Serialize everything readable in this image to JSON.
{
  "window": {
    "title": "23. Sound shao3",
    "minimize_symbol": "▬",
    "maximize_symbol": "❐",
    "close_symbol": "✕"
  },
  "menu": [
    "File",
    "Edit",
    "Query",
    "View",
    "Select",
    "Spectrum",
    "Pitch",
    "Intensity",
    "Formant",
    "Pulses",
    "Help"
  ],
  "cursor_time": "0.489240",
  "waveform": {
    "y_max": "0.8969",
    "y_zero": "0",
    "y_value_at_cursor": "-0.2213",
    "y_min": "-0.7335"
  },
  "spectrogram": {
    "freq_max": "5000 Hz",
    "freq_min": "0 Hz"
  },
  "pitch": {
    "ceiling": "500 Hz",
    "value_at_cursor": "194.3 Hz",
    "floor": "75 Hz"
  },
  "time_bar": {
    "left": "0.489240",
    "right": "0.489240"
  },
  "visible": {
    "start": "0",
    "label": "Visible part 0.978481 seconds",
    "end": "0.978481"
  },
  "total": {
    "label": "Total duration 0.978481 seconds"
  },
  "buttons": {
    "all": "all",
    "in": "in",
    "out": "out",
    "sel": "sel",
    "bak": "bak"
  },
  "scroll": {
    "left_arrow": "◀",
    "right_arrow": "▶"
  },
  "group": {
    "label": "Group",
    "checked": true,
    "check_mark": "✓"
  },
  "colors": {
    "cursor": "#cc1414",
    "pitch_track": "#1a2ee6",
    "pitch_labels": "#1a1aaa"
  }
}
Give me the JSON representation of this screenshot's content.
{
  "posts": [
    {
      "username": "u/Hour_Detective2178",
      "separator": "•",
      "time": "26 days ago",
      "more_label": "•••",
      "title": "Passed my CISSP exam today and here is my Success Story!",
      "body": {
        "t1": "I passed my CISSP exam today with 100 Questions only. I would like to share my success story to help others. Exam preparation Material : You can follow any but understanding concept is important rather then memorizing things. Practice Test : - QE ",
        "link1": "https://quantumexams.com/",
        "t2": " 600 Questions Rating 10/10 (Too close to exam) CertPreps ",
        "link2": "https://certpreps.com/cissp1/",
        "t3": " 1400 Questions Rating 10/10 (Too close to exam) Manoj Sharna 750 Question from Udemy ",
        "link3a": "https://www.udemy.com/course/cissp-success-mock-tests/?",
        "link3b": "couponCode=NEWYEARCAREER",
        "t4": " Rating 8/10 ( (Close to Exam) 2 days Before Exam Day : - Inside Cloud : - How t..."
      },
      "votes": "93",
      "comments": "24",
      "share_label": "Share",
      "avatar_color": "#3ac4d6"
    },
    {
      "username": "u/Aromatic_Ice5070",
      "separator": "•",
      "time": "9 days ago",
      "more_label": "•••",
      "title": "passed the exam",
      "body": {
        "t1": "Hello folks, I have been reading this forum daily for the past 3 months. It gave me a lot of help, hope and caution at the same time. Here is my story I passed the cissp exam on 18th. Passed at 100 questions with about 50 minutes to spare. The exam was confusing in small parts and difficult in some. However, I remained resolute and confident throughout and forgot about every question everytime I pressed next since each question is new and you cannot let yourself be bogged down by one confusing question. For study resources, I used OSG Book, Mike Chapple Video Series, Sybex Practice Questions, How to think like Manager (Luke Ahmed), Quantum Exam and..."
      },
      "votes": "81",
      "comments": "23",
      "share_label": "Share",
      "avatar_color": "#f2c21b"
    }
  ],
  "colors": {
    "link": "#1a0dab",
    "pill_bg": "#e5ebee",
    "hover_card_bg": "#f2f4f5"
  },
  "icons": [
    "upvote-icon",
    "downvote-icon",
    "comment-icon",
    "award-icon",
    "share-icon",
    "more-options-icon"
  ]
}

● **What you should do**
List all lines above in which the string "JSON" appears.

● **Written answer**
Serialize everything readable in this image to JSON.
Give me the JSON representation of this screenshot's content.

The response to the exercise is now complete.